# REQUIRED TASK:
Please transcribe the listing below in full and word for word, without its pictures.

** Start of INFORMATION SHOWN **

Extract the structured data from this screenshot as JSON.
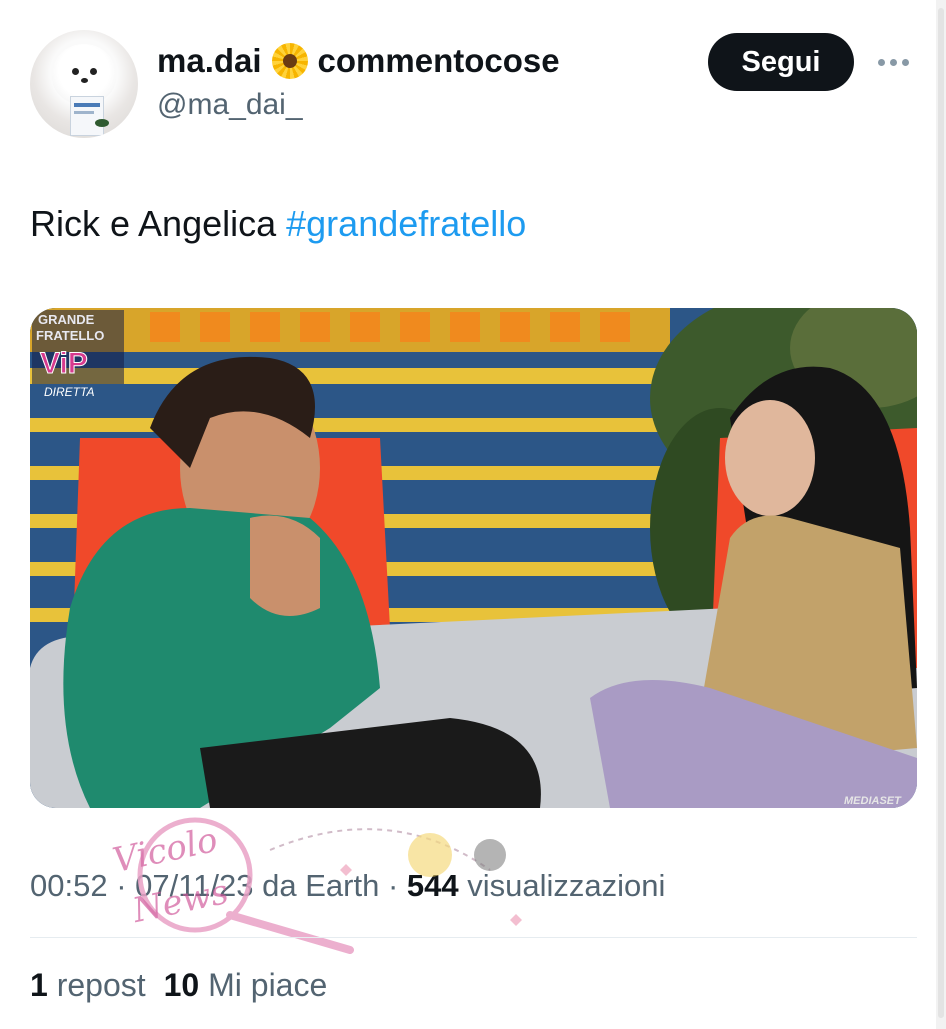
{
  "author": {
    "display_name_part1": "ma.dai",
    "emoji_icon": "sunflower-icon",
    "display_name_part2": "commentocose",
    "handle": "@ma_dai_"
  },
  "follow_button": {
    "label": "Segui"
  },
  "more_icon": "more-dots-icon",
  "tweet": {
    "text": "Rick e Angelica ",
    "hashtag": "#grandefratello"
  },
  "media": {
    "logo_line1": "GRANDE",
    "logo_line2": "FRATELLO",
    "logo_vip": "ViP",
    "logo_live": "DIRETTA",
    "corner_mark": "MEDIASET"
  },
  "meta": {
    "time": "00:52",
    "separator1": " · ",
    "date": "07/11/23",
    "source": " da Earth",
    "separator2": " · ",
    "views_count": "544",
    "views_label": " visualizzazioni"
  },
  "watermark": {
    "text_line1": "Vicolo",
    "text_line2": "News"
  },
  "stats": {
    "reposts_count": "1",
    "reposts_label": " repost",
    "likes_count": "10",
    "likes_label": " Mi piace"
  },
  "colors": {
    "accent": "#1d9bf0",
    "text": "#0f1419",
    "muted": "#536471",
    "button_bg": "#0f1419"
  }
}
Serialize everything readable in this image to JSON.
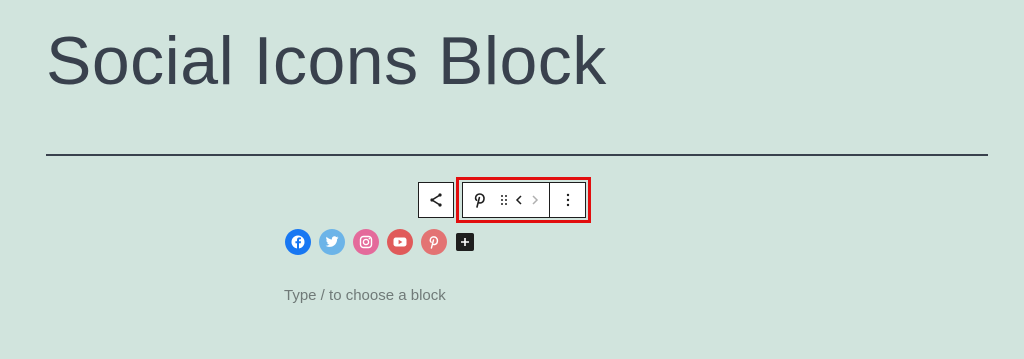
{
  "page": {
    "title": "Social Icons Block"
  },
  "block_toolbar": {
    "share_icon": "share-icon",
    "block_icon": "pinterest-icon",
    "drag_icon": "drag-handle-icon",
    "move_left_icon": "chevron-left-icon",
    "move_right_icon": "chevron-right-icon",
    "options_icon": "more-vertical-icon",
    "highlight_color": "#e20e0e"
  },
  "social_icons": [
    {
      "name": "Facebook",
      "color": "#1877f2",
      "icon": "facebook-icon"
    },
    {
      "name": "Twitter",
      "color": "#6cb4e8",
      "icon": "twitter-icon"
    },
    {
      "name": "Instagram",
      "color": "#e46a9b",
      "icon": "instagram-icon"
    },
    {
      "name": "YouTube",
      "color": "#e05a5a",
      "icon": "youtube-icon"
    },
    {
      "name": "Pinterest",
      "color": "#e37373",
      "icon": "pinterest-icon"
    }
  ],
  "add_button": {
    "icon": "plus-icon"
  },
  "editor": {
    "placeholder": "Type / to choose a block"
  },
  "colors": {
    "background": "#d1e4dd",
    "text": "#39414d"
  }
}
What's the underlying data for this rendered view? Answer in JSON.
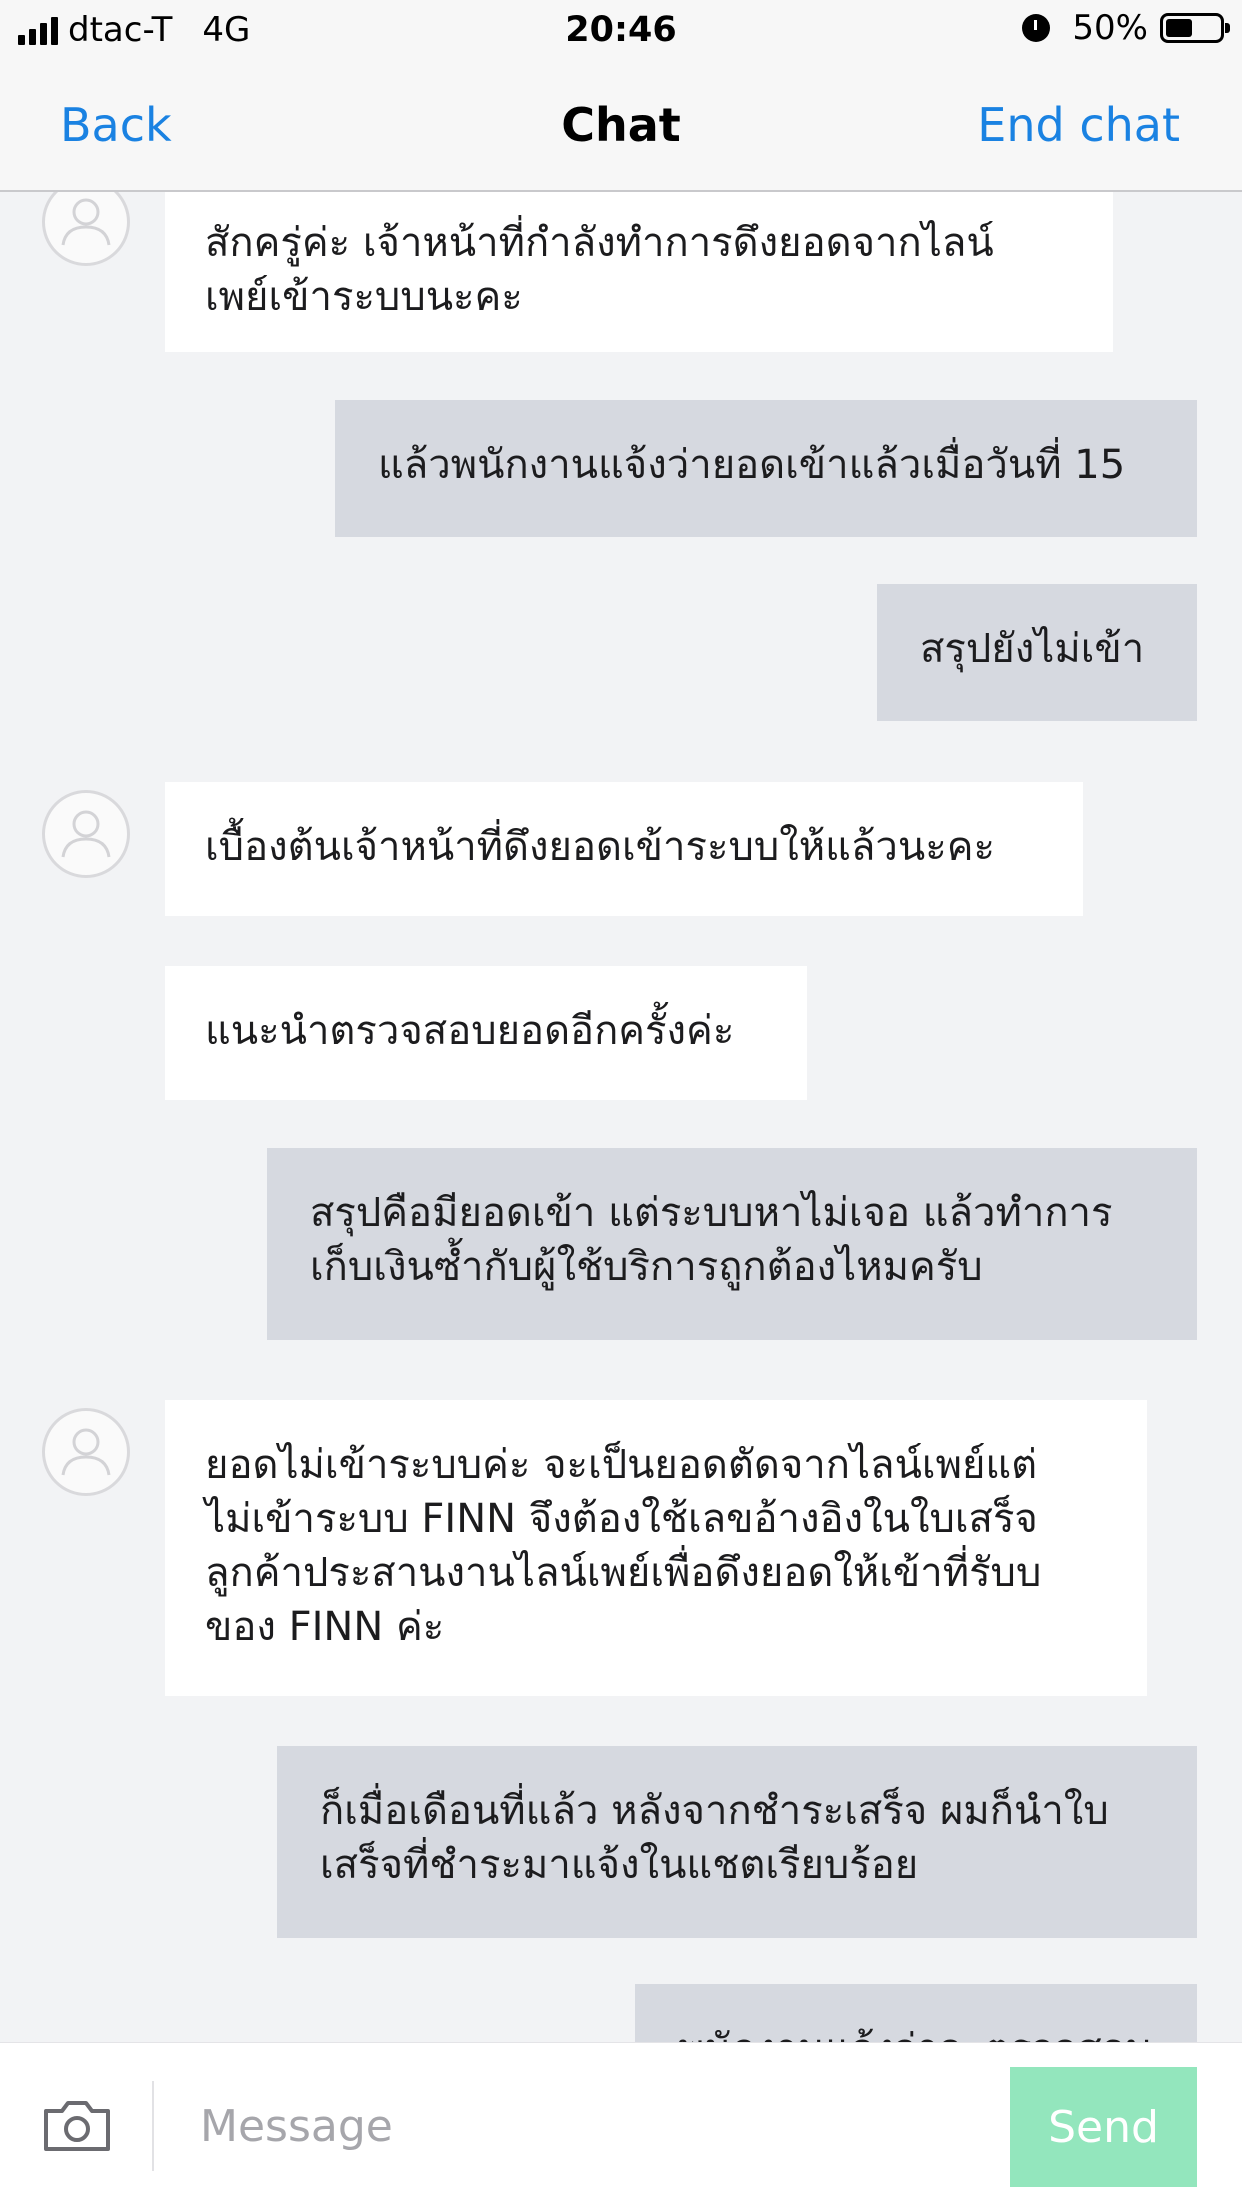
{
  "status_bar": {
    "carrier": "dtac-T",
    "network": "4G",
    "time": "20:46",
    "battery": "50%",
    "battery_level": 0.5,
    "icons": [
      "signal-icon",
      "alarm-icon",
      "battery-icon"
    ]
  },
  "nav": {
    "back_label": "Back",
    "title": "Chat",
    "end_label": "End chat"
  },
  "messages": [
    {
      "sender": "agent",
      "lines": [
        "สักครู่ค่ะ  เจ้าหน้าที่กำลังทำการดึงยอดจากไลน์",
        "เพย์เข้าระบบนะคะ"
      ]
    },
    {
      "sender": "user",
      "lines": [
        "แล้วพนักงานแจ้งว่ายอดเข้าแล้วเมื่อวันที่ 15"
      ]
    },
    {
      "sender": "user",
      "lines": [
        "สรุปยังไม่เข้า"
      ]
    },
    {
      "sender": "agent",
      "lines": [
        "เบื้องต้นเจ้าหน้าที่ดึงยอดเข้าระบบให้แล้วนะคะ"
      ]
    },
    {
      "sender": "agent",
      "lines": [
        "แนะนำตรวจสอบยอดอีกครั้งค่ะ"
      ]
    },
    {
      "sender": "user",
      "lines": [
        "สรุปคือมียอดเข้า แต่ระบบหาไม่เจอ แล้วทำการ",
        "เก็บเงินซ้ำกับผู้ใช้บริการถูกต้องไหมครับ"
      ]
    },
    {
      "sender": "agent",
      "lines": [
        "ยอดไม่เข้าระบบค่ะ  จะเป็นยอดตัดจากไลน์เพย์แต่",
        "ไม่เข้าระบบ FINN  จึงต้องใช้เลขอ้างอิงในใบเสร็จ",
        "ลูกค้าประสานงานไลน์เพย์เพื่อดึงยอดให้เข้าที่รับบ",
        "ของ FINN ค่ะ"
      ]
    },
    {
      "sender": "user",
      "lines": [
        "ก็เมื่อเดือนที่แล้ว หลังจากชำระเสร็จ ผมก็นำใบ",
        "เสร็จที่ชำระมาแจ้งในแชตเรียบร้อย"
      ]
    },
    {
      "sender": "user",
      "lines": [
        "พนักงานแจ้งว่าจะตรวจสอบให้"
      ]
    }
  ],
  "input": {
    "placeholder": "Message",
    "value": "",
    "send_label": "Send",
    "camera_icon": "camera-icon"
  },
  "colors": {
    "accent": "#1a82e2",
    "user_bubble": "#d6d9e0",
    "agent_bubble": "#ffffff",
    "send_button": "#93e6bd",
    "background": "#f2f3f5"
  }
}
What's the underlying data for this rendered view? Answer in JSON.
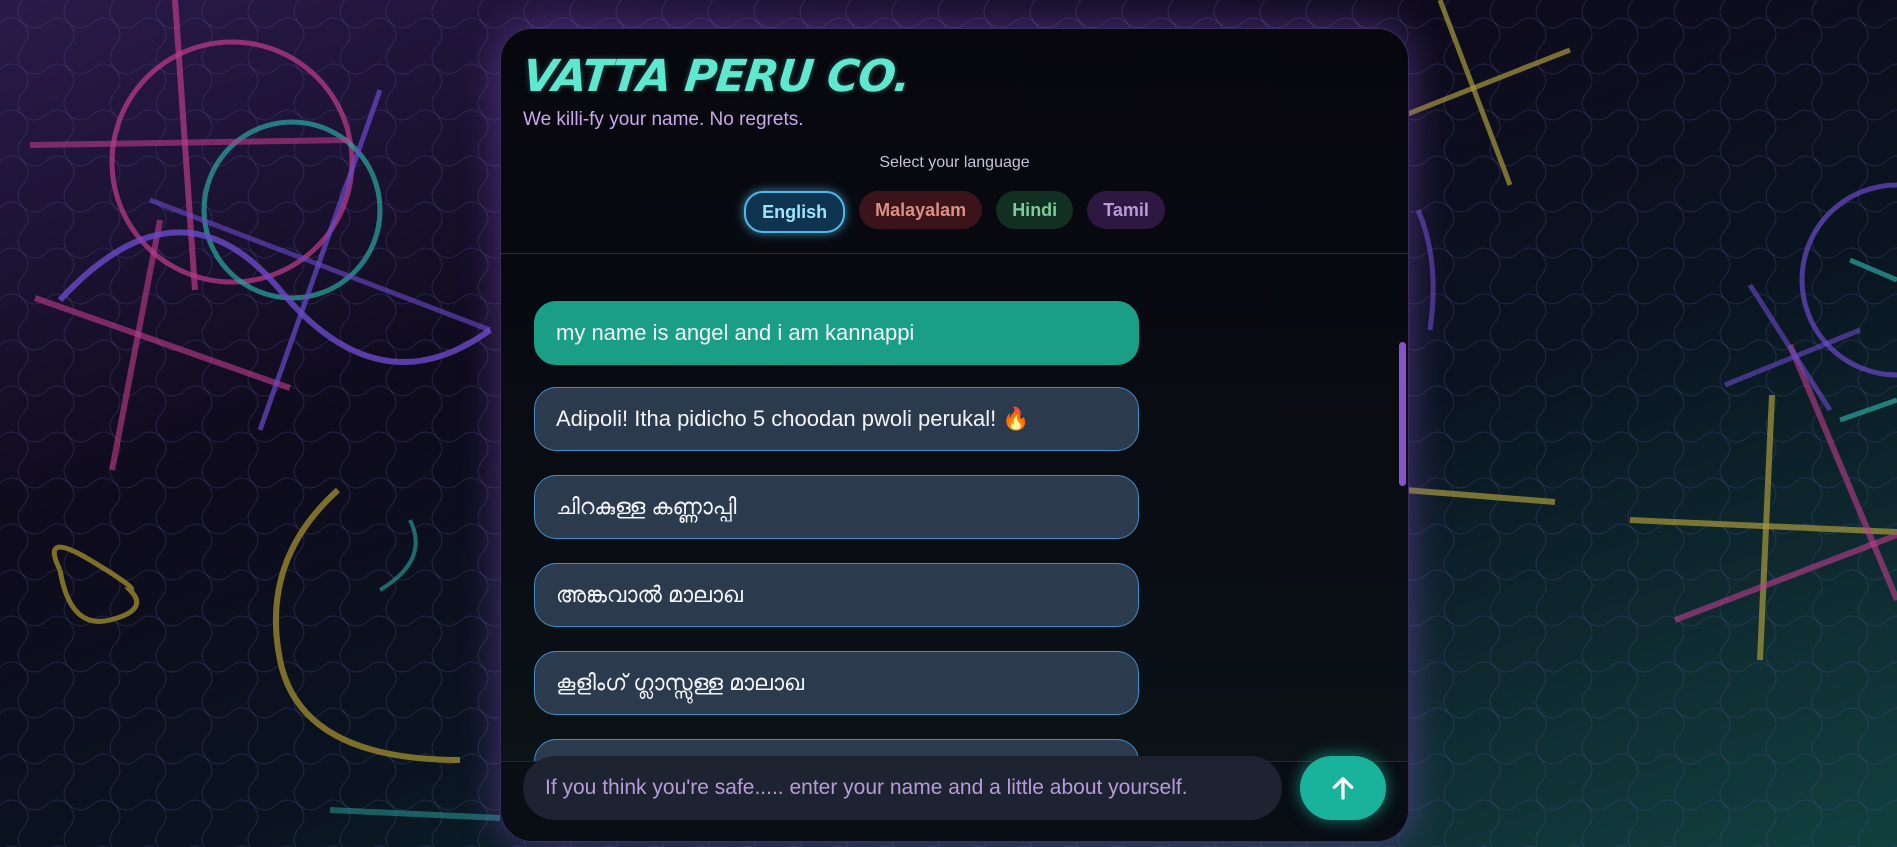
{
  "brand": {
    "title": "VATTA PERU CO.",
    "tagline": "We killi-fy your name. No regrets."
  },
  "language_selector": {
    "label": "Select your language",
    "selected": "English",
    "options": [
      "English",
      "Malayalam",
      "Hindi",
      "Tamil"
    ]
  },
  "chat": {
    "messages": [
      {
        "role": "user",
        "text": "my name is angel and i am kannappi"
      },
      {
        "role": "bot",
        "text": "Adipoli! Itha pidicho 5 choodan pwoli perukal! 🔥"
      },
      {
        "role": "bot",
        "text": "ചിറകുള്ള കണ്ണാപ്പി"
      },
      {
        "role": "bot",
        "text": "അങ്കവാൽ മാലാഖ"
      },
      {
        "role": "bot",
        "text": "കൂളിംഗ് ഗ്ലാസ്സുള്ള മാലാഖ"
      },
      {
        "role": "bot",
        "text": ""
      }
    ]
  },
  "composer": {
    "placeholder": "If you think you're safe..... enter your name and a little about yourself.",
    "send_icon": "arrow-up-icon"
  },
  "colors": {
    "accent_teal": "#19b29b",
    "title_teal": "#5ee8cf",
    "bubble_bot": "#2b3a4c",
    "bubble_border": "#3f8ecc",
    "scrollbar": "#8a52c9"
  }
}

** End of INFORMATION SHOWN **

# REPLY TO THE EXERCISE:
Extract the structured data from this screenshot as JSON.
{
  "author": {
    "display_name_part1": "ma.dai",
    "emoji_icon": "sunflower-icon",
    "display_name_part2": "commentocose",
    "handle": "@ma_dai_"
  },
  "follow_button": {
    "label": "Segui"
  },
  "more_icon": "more-dots-icon",
  "tweet": {
    "text": "Rick e Angelica ",
    "hashtag": "#grandefratello"
  },
  "media": {
    "logo_line1": "GRANDE",
    "logo_line2": "FRATELLO",
    "logo_vip": "ViP",
    "logo_live": "DIRETTA",
    "corner_mark": "MEDIASET"
  },
  "meta": {
    "time": "00:52",
    "separator1": " · ",
    "date": "07/11/23",
    "source": " da Earth",
    "separator2": " · ",
    "views_count": "544",
    "views_label": " visualizzazioni"
  },
  "watermark": {
    "text_line1": "Vicolo",
    "text_line2": "News"
  },
  "stats": {
    "reposts_count": "1",
    "reposts_label": " repost",
    "likes_count": "10",
    "likes_label": " Mi piace"
  },
  "colors": {
    "accent": "#1d9bf0",
    "text": "#0f1419",
    "muted": "#536471",
    "button_bg": "#0f1419"
  }
}
Serialize everything readable in this image to JSON.
{
  "page": {
    "title": "Social Icons Block"
  },
  "block_toolbar": {
    "share_icon": "share-icon",
    "block_icon": "pinterest-icon",
    "drag_icon": "drag-handle-icon",
    "move_left_icon": "chevron-left-icon",
    "move_right_icon": "chevron-right-icon",
    "options_icon": "more-vertical-icon",
    "highlight_color": "#e20e0e"
  },
  "social_icons": [
    {
      "name": "Facebook",
      "color": "#1877f2",
      "icon": "facebook-icon"
    },
    {
      "name": "Twitter",
      "color": "#6cb4e8",
      "icon": "twitter-icon"
    },
    {
      "name": "Instagram",
      "color": "#e46a9b",
      "icon": "instagram-icon"
    },
    {
      "name": "YouTube",
      "color": "#e05a5a",
      "icon": "youtube-icon"
    },
    {
      "name": "Pinterest",
      "color": "#e37373",
      "icon": "pinterest-icon"
    }
  ],
  "add_button": {
    "icon": "plus-icon"
  },
  "editor": {
    "placeholder": "Type / to choose a block"
  },
  "colors": {
    "background": "#d1e4dd",
    "text": "#39414d"
  }
}
What's the underlying data for this rendered view? Answer in JSON.
{
  "status_bar": {
    "carrier": "dtac-T",
    "network": "4G",
    "time": "20:46",
    "battery": "50%",
    "battery_level": 0.5,
    "icons": [
      "signal-icon",
      "alarm-icon",
      "battery-icon"
    ]
  },
  "nav": {
    "back_label": "Back",
    "title": "Chat",
    "end_label": "End chat"
  },
  "messages": [
    {
      "sender": "agent",
      "lines": [
        "สักครู่ค่ะ  เจ้าหน้าที่กำลังทำการดึงยอดจากไลน์",
        "เพย์เข้าระบบนะคะ"
      ]
    },
    {
      "sender": "user",
      "lines": [
        "แล้วพนักงานแจ้งว่ายอดเข้าแล้วเมื่อวันที่ 15"
      ]
    },
    {
      "sender": "user",
      "lines": [
        "สรุปยังไม่เข้า"
      ]
    },
    {
      "sender": "agent",
      "lines": [
        "เบื้องต้นเจ้าหน้าที่ดึงยอดเข้าระบบให้แล้วนะคะ"
      ]
    },
    {
      "sender": "agent",
      "lines": [
        "แนะนำตรวจสอบยอดอีกครั้งค่ะ"
      ]
    },
    {
      "sender": "user",
      "lines": [
        "สรุปคือมียอดเข้า แต่ระบบหาไม่เจอ แล้วทำการ",
        "เก็บเงินซ้ำกับผู้ใช้บริการถูกต้องไหมครับ"
      ]
    },
    {
      "sender": "agent",
      "lines": [
        "ยอดไม่เข้าระบบค่ะ  จะเป็นยอดตัดจากไลน์เพย์แต่",
        "ไม่เข้าระบบ FINN  จึงต้องใช้เลขอ้างอิงในใบเสร็จ",
        "ลูกค้าประสานงานไลน์เพย์เพื่อดึงยอดให้เข้าที่รับบ",
        "ของ FINN ค่ะ"
      ]
    },
    {
      "sender": "user",
      "lines": [
        "ก็เมื่อเดือนที่แล้ว หลังจากชำระเสร็จ ผมก็นำใบ",
        "เสร็จที่ชำระมาแจ้งในแชตเรียบร้อย"
      ]
    },
    {
      "sender": "user",
      "lines": [
        "พนักงานแจ้งว่าจะตรวจสอบให้"
      ]
    }
  ],
  "input": {
    "placeholder": "Message",
    "value": "",
    "send_label": "Send",
    "camera_icon": "camera-icon"
  },
  "colors": {
    "accent": "#1a82e2",
    "user_bubble": "#d6d9e0",
    "agent_bubble": "#ffffff",
    "send_button": "#93e6bd",
    "background": "#f2f3f5"
  }
}
What's the underlying data for this rendered view? Answer in JSON.
{
  "brand": {
    "title": "VATTA PERU CO.",
    "tagline": "We killi-fy your name. No regrets."
  },
  "language_selector": {
    "label": "Select your language",
    "selected": "English",
    "options": [
      "English",
      "Malayalam",
      "Hindi",
      "Tamil"
    ]
  },
  "chat": {
    "messages": [
      {
        "role": "user",
        "text": "my name is angel and i am kannappi"
      },
      {
        "role": "bot",
        "text": "Adipoli! Itha pidicho 5 choodan pwoli perukal! 🔥"
      },
      {
        "role": "bot",
        "text": "ചിറകുള്ള കണ്ണാപ്പി"
      },
      {
        "role": "bot",
        "text": "അങ്കവാൽ മാലാഖ"
      },
      {
        "role": "bot",
        "text": "കൂളിംഗ് ഗ്ലാസ്സുള്ള മാലാഖ"
      },
      {
        "role": "bot",
        "text": ""
      }
    ]
  },
  "composer": {
    "placeholder": "If you think you're safe..... enter your name and a little about yourself.",
    "send_icon": "arrow-up-icon"
  },
  "colors": {
    "accent_teal": "#19b29b",
    "title_teal": "#5ee8cf",
    "bubble_bot": "#2b3a4c",
    "bubble_border": "#3f8ecc",
    "scrollbar": "#8a52c9"
  }
}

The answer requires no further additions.